§ YOUR OBJECTIVE
Return the records, each one exactly as written.

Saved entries
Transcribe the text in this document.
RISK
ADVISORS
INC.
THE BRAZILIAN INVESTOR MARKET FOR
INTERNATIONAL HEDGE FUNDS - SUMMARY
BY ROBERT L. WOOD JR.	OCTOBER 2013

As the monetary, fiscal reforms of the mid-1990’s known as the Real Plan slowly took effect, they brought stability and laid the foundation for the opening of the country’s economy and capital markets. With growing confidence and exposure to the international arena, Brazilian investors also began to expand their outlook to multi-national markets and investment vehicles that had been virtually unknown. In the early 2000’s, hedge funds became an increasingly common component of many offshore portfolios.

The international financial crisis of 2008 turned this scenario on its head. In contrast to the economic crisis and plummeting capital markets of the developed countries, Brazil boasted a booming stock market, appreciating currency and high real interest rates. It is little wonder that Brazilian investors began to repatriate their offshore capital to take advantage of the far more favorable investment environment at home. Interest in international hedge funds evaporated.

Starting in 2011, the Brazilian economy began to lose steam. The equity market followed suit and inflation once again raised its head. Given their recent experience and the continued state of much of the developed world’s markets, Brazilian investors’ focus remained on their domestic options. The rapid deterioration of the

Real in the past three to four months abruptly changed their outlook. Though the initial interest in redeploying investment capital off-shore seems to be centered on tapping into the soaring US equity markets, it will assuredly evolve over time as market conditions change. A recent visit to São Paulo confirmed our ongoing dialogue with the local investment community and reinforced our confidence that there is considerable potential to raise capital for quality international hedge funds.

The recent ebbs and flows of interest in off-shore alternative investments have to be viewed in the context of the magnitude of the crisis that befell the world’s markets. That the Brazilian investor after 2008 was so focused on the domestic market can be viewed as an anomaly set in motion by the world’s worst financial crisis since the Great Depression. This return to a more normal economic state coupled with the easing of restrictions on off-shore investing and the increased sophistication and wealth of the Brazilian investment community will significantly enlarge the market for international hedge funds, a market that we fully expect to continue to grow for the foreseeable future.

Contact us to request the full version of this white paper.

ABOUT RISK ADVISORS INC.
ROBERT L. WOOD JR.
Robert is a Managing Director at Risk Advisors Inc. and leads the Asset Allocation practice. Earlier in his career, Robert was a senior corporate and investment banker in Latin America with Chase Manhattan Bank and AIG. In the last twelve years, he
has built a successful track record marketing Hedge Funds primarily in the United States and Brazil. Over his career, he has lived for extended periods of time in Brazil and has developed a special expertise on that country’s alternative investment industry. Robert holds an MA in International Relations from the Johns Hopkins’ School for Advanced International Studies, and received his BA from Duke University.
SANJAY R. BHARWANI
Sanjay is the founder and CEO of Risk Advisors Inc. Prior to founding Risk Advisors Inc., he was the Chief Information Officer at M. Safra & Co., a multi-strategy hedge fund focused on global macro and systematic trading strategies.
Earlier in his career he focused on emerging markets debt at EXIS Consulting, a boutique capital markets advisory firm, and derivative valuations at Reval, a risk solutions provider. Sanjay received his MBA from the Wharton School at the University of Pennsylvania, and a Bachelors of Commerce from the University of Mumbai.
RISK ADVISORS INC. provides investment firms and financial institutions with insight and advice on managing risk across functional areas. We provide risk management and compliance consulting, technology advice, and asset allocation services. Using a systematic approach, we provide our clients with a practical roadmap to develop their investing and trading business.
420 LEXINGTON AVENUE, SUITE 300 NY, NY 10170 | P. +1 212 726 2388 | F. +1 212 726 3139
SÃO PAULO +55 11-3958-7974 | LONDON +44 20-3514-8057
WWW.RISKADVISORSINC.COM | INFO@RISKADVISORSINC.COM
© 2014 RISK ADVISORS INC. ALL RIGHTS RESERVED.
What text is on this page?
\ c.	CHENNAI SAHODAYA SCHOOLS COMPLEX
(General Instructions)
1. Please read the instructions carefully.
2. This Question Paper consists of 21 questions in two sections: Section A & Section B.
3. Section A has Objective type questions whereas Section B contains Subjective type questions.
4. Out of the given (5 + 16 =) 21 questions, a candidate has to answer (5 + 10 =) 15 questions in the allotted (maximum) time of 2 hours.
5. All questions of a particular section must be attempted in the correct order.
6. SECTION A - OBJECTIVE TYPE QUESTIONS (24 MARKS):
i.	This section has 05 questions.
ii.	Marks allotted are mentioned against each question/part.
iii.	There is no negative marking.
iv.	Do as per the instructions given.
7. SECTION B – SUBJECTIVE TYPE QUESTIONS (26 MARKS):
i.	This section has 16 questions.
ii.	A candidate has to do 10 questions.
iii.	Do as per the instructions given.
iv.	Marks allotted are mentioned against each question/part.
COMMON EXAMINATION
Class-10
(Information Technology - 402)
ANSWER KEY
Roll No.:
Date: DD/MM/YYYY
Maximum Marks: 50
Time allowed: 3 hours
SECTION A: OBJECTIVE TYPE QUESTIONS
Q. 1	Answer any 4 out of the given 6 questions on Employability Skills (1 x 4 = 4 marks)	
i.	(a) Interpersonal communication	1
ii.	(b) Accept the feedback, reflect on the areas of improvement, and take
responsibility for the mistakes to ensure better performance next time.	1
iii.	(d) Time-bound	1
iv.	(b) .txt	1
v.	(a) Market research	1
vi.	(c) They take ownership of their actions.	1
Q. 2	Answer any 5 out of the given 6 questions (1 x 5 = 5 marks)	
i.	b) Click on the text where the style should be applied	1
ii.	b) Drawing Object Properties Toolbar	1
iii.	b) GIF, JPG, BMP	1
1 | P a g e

§ FINAL RESULT
Transcribe the text in this document.
RISK
ADVISORS
INC.
THE BRAZILIAN INVESTOR MARKET FOR
INTERNATIONAL HEDGE FUNDS - SUMMARY
BY ROBERT L. WOOD JR.	OCTOBER 2013

As the monetary, fiscal reforms of the mid-1990’s known as the Real Plan slowly took effect, they brought stability and laid the foundation for the opening of the country’s economy and capital markets. With growing confidence and exposure to the international arena, Brazilian investors also began to expand their outlook to multi-national markets and investment vehicles that had been virtually unknown. In the early 2000’s, hedge funds became an increasingly common component of many offshore portfolios.

The international financial crisis of 2008 turned this scenario on its head. In contrast to the economic crisis and plummeting capital markets of the developed countries, Brazil boasted a booming stock market, appreciating currency and high real interest rates. It is little wonder that Brazilian investors began to repatriate their offshore capital to take advantage of the far more favorable investment environment at home. Interest in international hedge funds evaporated.

Starting in 2011, the Brazilian economy began to lose steam. The equity market followed suit and inflation once again raised its head. Given their recent experience and the continued state of much of the developed world’s markets, Brazilian investors’ focus remained on their domestic options. The rapid deterioration of the

Real in the past three to four months abruptly changed their outlook. Though the initial interest in redeploying investment capital off-shore seems to be centered on tapping into the soaring US equity markets, it will assuredly evolve over time as market conditions change. A recent visit to São Paulo confirmed our ongoing dialogue with the local investment community and reinforced our confidence that there is considerable potential to raise capital for quality international hedge funds.

The recent ebbs and flows of interest in off-shore alternative investments have to be viewed in the context of the magnitude of the crisis that befell the world’s markets. That the Brazilian investor after 2008 was so focused on the domestic market can be viewed as an anomaly set in motion by the world’s worst financial crisis since the Great Depression. This return to a more normal economic state coupled with the easing of restrictions on off-shore investing and the increased sophistication and wealth of the Brazilian investment community will significantly enlarge the market for international hedge funds, a market that we fully expect to continue to grow for the foreseeable future.

Contact us to request the full version of this white paper.

ABOUT RISK ADVISORS INC.
ROBERT L. WOOD JR.
Robert is a Managing Director at Risk Advisors Inc. and leads the Asset Allocation practice. Earlier in his career, Robert was a senior corporate and investment banker in Latin America with Chase Manhattan Bank and AIG. In the last twelve years, he
has built a successful track record marketing Hedge Funds primarily in the United States and Brazil. Over his career, he has lived for extended periods of time in Brazil and has developed a special expertise on that country’s alternative investment industry. Robert holds an MA in International Relations from the Johns Hopkins’ School for Advanced International Studies, and received his BA from Duke University.
SANJAY R. BHARWANI
Sanjay is the founder and CEO of Risk Advisors Inc. Prior to founding Risk Advisors Inc., he was the Chief Information Officer at M. Safra & Co., a multi-strategy hedge fund focused on global macro and systematic trading strategies.
Earlier in his career he focused on emerging markets debt at EXIS Consulting, a boutique capital markets advisory firm, and derivative valuations at Reval, a risk solutions provider. Sanjay received his MBA from the Wharton School at the University of Pennsylvania, and a Bachelors of Commerce from the University of Mumbai.
RISK ADVISORS INC. provides investment firms and financial institutions with insight and advice on managing risk across functional areas. We provide risk management and compliance consulting, technology advice, and asset allocation services. Using a systematic approach, we provide our clients with a practical roadmap to develop their investing and trading business.
420 LEXINGTON AVENUE, SUITE 300 NY, NY 10170 | P. +1 212 726 2388 | F. +1 212 726 3139
SÃO PAULO +55 11-3958-7974 | LONDON +44 20-3514-8057
WWW.RISKADVISORSINC.COM | INFO@RISKADVISORSINC.COM
© 2014 RISK ADVISORS INC. ALL RIGHTS RESERVED.
What text is on this page?
\ c.	CHENNAI SAHODAYA SCHOOLS COMPLEX
(General Instructions)
1. Please read the instructions carefully.
2. This Question Paper consists of 21 questions in two sections: Section A & Section B.
3. Section A has Objective type questions whereas Section B contains Subjective type questions.
4. Out of the given (5 + 16 =) 21 questions, a candidate has to answer (5 + 10 =) 15 questions in the allotted (maximum) time of 2 hours.
5. All questions of a particular section must be attempted in the correct order.
6. SECTION A - OBJECTIVE TYPE QUESTIONS (24 MARKS):
i.	This section has 05 questions.
ii.	Marks allotted are mentioned against each question/part.
iii.	There is no negative marking.
iv.	Do as per the instructions given.
7. SECTION B – SUBJECTIVE TYPE QUESTIONS (26 MARKS):
i.	This section has 16 questions.
ii.	A candidate has to do 10 questions.
iii.	Do as per the instructions given.
iv.	Marks allotted are mentioned against each question/part.
COMMON EXAMINATION
Class-10
(Information Technology - 402)
ANSWER KEY
Roll No.:
Date: DD/MM/YYYY
Maximum Marks: 50
Time allowed: 3 hours
SECTION A: OBJECTIVE TYPE QUESTIONS
Q. 1	Answer any 4 out of the given 6 questions on Employability Skills (1 x 4 = 4 marks)	
i.	(a) Interpersonal communication	1
ii.	(b) Accept the feedback, reflect on the areas of improvement, and take
responsibility for the mistakes to ensure better performance next time.	1
iii.	(d) Time-bound	1
iv.	(b) .txt	1
v.	(a) Market research	1
vi.	(c) They take ownership of their actions.	1
Q. 2	Answer any 5 out of the given 6 questions (1 x 5 = 5 marks)	
i.	b) Click on the text where the style should be applied	1
ii.	b) Drawing Object Properties Toolbar	1
iii.	b) GIF, JPG, BMP	1
1 | P a g e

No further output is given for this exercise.